### TASK REQUIREMENTS
Which lines include the word "funcionarios"? Copy each of them.

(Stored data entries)
━━━

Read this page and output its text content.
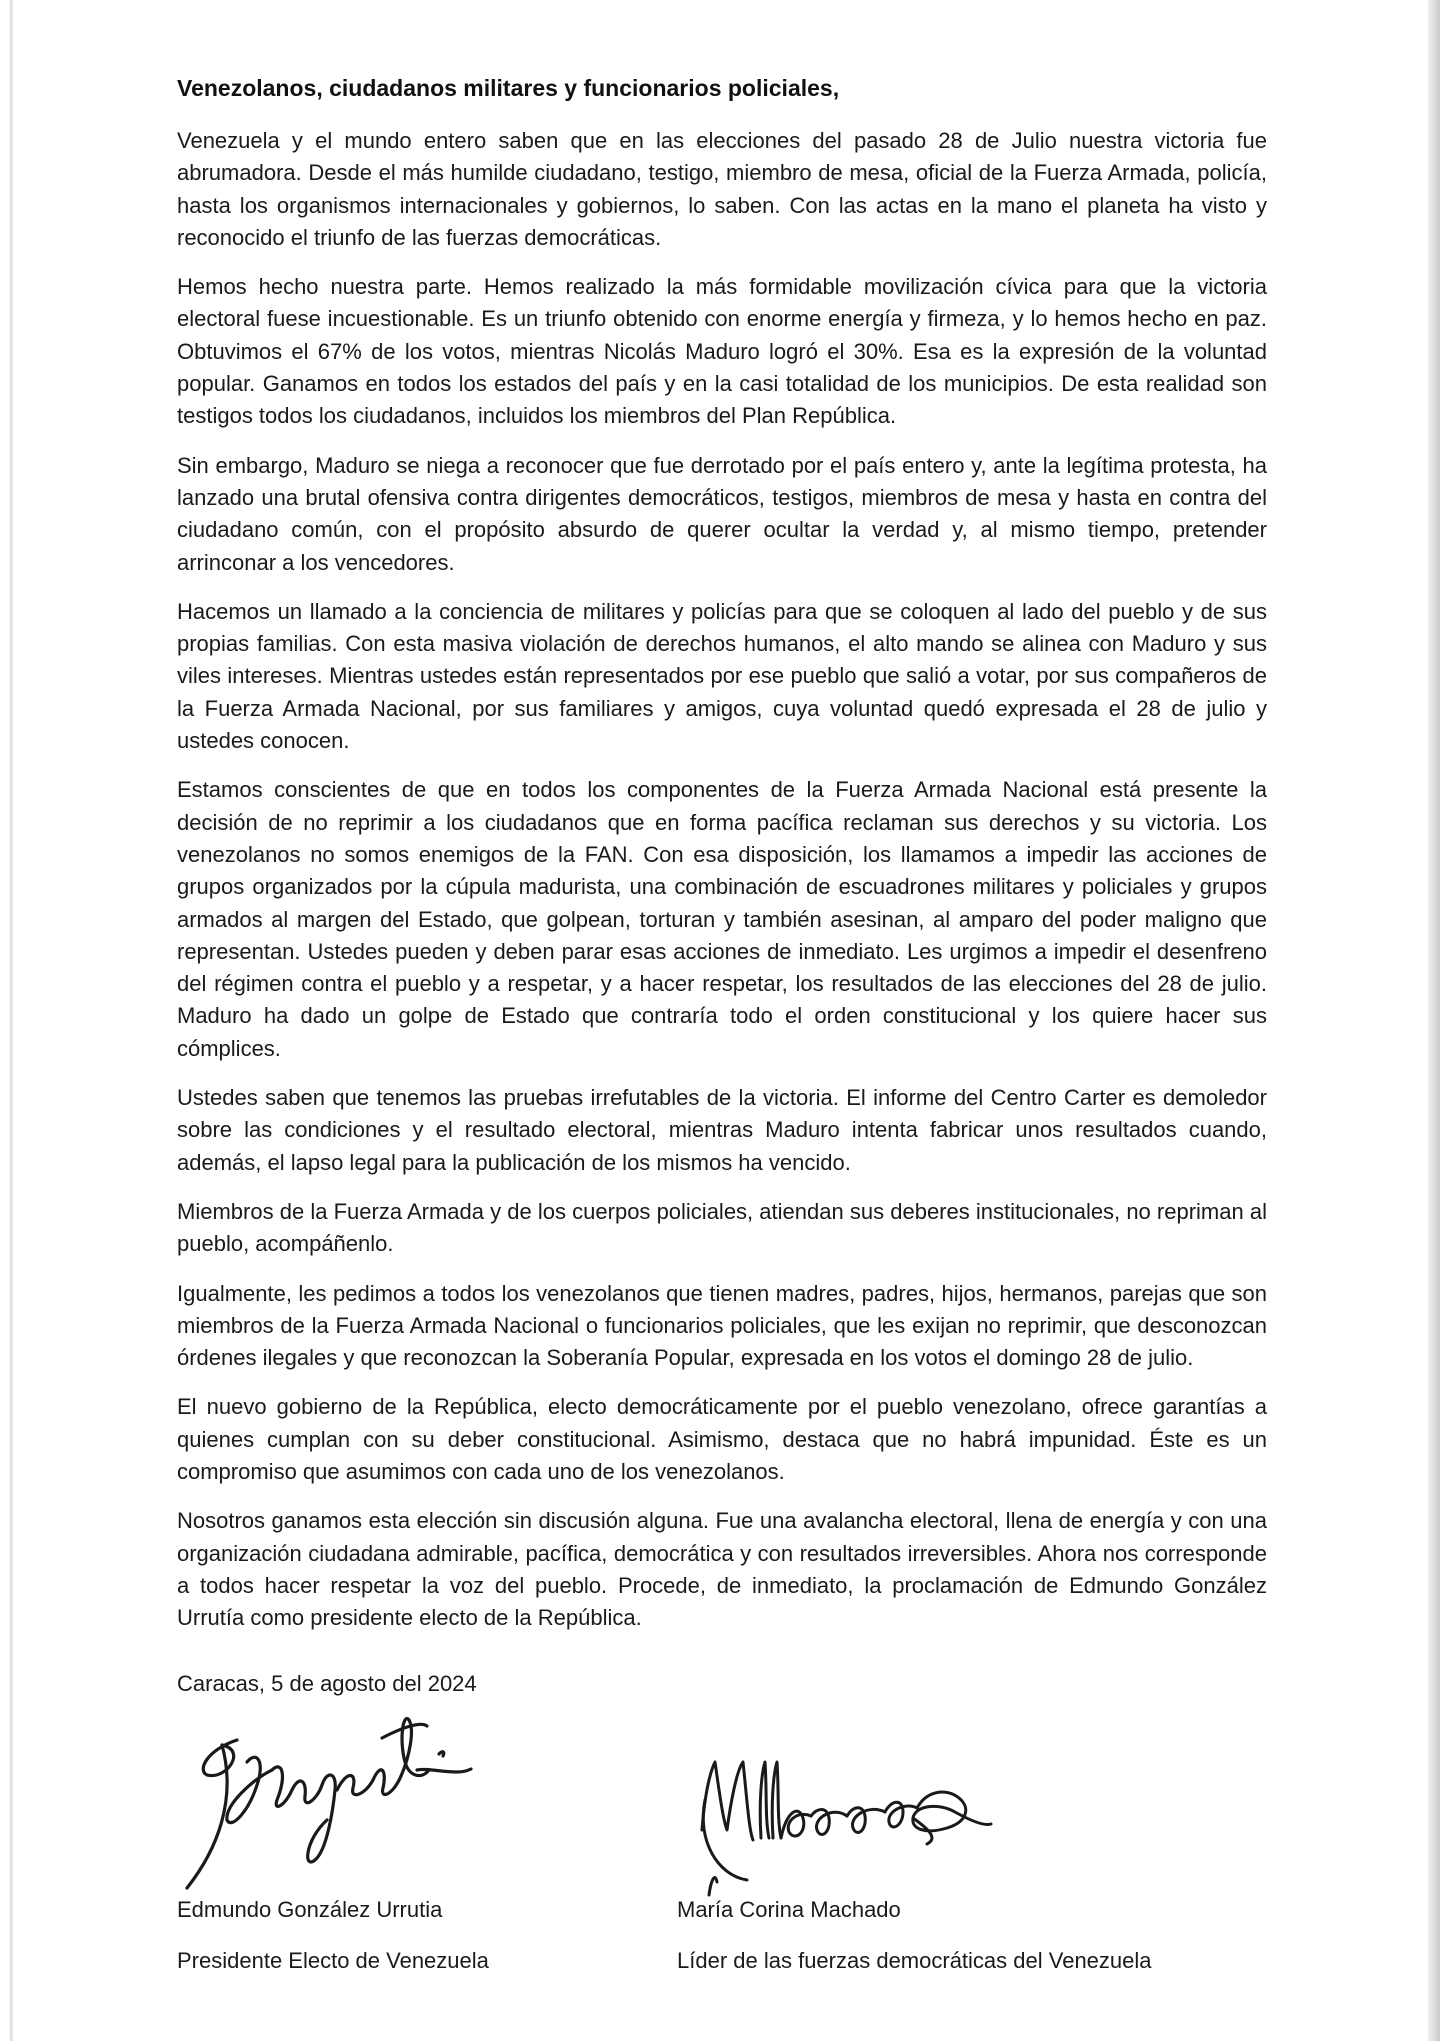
Venezolanos, ciudadanos militares y funcionarios policiales,

Venezuela y el mundo entero saben que en las elecciones del pasado 28 de Julio nuestra victoria fue abrumadora. Desde el más humilde ciudadano, testigo, miembro de mesa, oficial de la Fuerza Armada, policía, hasta los organismos internacionales y gobiernos, lo saben. Con las actas en la mano el planeta ha visto y reconocido el triunfo de las fuerzas democráticas.

Hemos hecho nuestra parte. Hemos realizado la más formidable movilización cívica para que la victoria electoral fuese incuestionable. Es un triunfo obtenido con enorme energía y firmeza, y lo hemos hecho en paz. Obtuvimos el 67% de los votos, mientras Nicolás Maduro logró el 30%. Esa es la expresión de la voluntad popular. Ganamos en todos los estados del país y en la casi totalidad de los municipios. De esta realidad son testigos todos los ciudadanos, incluidos los miembros del Plan República.

Sin embargo, Maduro se niega a reconocer que fue derrotado por el país entero y, ante la legítima protesta, ha lanzado una brutal ofensiva contra dirigentes democráticos, testigos, miembros de mesa y hasta en contra del ciudadano común, con el propósito absurdo de querer ocultar la verdad y, al mismo tiempo, pretender arrinconar a los vencedores.

Hacemos un llamado a la conciencia de militares y policías para que se coloquen al lado del pueblo y de sus propias familias. Con esta masiva violación de derechos humanos, el alto mando se alinea con Maduro y sus viles intereses. Mientras ustedes están representados por ese pueblo que salió a votar, por sus compañeros de la Fuerza Armada Nacional, por sus familiares y amigos, cuya voluntad quedó expresada el 28 de julio y ustedes conocen.

Estamos conscientes de que en todos los componentes de la Fuerza Armada Nacional está presente la decisión de no reprimir a los ciudadanos que en forma pacífica reclaman sus derechos y su victoria. Los venezolanos no somos enemigos de la FAN. Con esa disposición, los llamamos a impedir las acciones de grupos organizados por la cúpula madurista, una combinación de escuadrones militares y policiales y grupos armados al margen del Estado, que golpean, torturan y también asesinan, al amparo del poder maligno que representan. Ustedes pueden y deben parar esas acciones de inmediato. Les urgimos a impedir el desenfreno del régimen contra el pueblo y a respetar, y a hacer respetar, los resultados de las elecciones del 28 de julio. Maduro ha dado un golpe de Estado que contraría todo el orden constitucional y los quiere hacer sus cómplices.

Ustedes saben que tenemos las pruebas irrefutables de la victoria. El informe del Centro Carter es demoledor sobre las condiciones y el resultado electoral, mientras Maduro intenta fabricar unos resultados cuando, además, el lapso legal para la publicación de los mismos ha vencido.

Miembros de la Fuerza Armada y de los cuerpos policiales, atiendan sus deberes institucionales, no repriman al pueblo, acompáñenlo.

Igualmente, les pedimos a todos los venezolanos que tienen madres, padres, hijos, hermanos, parejas que son miembros de la Fuerza Armada Nacional o funcionarios policiales, que les exijan no reprimir, que desconozcan órdenes ilegales y que reconozcan la Soberanía Popular, expresada en los votos el domingo 28 de julio.

El nuevo gobierno de la República, electo democráticamente por el pueblo venezolano, ofrece garantías a quienes cumplan con su deber constitucional. Asimismo, destaca que no habrá impunidad. Éste es un compromiso que asumimos con cada uno de los venezolanos.

Nosotros ganamos esta elección sin discusión alguna. Fue una avalancha electoral, llena de energía y con una organización ciudadana admirable, pacífica, democrática y con resultados irreversibles. Ahora nos corresponde a todos hacer respetar la voz del pueblo. Procede, de inmediato, la proclamación de Edmundo González Urrutía como presidente electo de la República.

Caracas, 5 de agosto del 2024

Edmundo González Urrutia
Presidente Electo de Venezuela
María Corina Machado
Líder de las fuerzas democráticas del Venezuela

━━━

### CORRECT RESULT
Venezolanos, ciudadanos militares y funcionarios policiales,
Igualmente, les pedimos a todos los venezolanos que tienen madres, padres, hijos, hermanos, parejas que son miembros de la Fuerza Armada Nacional o funcionarios policiales, que les exijan no reprimir, que desconozcan órdenes ilegales y que reconozcan la Soberanía Popular, expresada en los votos el domingo 28 de julio.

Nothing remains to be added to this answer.